Give the count of lines containing the string "JSON", with no other output.

* _Excerpted data_:
================================
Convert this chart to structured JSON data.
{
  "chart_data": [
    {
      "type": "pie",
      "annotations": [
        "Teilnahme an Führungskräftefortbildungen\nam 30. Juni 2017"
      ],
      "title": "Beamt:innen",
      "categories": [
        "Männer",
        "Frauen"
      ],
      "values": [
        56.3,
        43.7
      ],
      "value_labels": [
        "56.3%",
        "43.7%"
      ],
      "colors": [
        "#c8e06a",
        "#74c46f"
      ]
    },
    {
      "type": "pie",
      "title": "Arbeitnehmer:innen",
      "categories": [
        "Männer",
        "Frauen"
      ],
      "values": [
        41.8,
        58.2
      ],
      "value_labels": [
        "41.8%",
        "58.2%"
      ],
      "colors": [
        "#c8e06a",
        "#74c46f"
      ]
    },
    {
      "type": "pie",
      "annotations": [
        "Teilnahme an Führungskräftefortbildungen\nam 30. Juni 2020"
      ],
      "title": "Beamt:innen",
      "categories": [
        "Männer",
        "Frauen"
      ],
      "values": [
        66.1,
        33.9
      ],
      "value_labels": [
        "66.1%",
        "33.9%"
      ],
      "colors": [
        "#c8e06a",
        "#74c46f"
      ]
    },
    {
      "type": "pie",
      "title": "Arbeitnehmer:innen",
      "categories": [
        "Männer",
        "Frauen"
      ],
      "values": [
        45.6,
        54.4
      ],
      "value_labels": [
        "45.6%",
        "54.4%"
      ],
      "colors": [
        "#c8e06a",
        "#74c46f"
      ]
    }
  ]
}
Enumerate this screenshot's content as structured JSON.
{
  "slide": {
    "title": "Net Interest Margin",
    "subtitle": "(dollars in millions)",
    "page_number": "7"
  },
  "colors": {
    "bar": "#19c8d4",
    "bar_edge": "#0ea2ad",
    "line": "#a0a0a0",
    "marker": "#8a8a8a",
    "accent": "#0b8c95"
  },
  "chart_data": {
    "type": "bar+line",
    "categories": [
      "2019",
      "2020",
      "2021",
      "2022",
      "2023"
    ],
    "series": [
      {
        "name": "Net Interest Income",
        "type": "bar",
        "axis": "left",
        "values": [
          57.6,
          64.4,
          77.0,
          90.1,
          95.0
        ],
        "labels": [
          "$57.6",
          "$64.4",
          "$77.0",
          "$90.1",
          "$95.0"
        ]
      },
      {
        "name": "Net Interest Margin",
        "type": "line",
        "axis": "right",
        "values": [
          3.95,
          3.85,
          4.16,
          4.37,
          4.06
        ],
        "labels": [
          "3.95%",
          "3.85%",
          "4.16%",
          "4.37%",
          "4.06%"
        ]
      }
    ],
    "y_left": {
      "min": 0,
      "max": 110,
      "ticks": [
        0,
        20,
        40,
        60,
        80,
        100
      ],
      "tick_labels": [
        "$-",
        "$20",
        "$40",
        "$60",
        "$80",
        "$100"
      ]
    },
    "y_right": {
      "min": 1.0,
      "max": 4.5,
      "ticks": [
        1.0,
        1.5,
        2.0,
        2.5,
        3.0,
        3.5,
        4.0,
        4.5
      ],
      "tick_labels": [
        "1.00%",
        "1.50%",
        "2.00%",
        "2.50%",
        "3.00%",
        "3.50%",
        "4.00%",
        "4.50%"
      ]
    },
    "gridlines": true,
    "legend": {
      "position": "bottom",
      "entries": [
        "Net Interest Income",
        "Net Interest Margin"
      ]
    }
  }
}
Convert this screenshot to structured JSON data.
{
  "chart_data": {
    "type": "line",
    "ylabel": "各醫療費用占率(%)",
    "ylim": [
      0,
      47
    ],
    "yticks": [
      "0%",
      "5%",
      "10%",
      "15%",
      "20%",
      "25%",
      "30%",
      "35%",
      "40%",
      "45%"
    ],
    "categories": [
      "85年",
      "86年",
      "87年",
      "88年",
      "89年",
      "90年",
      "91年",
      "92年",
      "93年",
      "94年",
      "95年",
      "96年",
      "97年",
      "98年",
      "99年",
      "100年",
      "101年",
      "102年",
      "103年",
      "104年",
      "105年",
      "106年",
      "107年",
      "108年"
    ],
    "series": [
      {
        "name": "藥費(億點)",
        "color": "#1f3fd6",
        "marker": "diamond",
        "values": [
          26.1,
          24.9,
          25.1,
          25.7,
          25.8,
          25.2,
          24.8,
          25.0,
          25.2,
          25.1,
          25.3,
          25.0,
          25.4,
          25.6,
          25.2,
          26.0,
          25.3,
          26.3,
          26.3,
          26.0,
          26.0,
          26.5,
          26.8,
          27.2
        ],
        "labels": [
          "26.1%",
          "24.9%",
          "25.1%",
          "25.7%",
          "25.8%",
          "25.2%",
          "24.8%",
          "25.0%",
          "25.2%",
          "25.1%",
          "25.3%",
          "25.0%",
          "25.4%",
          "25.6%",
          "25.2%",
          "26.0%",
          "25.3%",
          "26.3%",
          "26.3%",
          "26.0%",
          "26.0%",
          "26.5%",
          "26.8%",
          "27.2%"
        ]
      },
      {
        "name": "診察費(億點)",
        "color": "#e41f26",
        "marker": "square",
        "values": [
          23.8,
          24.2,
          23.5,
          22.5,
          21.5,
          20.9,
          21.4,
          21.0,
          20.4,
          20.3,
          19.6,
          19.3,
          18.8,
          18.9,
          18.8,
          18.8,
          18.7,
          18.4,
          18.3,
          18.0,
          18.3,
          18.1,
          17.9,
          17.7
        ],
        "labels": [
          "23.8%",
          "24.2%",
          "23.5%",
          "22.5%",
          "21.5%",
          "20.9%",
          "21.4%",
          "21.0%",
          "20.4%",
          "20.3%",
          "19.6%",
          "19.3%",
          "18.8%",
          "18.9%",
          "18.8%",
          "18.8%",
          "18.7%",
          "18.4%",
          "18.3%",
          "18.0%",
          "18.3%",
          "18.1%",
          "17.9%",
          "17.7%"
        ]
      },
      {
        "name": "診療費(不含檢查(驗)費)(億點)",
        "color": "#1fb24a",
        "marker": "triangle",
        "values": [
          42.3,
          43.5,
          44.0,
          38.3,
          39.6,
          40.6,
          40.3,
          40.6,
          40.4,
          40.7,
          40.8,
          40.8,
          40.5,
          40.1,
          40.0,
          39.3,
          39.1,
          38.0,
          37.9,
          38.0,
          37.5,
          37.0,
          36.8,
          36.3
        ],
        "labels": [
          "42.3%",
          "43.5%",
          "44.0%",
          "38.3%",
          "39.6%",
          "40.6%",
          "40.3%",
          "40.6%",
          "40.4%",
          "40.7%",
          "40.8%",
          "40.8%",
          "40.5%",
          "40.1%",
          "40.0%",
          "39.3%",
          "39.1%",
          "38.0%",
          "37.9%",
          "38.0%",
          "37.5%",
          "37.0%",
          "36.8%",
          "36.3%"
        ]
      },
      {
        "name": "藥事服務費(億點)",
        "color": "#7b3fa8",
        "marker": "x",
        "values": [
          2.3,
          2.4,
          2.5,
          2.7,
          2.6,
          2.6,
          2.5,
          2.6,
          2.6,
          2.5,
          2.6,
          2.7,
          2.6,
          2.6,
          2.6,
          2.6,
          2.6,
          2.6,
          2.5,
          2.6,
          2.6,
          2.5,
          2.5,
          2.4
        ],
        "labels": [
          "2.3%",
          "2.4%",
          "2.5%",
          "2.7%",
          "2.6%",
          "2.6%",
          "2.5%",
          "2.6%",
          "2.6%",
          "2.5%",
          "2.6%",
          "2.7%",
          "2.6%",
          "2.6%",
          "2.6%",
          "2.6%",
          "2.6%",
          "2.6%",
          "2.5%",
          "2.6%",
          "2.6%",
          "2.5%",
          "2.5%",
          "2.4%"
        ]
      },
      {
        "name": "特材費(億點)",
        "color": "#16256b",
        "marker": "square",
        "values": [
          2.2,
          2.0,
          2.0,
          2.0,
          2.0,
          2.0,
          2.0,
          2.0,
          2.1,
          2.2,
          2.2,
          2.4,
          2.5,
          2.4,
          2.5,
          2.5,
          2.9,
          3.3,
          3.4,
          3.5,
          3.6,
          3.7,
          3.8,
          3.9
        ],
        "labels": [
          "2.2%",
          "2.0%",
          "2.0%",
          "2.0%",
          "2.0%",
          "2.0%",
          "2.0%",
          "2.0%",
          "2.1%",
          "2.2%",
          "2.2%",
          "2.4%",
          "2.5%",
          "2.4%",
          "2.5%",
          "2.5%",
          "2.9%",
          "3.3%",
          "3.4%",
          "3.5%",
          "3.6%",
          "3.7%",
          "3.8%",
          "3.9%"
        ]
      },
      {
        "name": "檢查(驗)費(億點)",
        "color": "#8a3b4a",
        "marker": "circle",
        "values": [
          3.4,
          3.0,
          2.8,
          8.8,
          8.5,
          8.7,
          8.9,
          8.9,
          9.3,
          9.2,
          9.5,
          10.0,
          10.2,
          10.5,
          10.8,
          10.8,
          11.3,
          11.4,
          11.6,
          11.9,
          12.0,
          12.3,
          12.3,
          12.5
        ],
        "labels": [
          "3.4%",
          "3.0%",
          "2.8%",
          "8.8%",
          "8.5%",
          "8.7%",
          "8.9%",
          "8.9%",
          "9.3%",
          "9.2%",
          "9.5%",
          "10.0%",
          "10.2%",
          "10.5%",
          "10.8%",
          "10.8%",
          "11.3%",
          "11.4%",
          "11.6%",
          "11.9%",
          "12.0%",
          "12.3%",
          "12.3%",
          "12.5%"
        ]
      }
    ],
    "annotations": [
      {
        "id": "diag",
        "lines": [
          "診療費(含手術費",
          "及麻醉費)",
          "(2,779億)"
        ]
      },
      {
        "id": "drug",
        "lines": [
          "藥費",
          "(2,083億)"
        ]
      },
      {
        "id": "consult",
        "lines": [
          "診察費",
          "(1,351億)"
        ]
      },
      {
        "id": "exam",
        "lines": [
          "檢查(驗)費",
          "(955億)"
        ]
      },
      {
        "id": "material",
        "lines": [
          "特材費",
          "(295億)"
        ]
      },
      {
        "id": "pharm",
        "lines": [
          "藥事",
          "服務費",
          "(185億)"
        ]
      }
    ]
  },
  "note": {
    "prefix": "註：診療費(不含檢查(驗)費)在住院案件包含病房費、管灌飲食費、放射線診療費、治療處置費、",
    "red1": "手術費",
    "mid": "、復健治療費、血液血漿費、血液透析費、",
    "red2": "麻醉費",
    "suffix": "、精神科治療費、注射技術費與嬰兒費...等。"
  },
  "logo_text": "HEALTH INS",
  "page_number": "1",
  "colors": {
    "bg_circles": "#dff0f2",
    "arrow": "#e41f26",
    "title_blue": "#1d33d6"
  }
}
================================
* _Solution below_: 3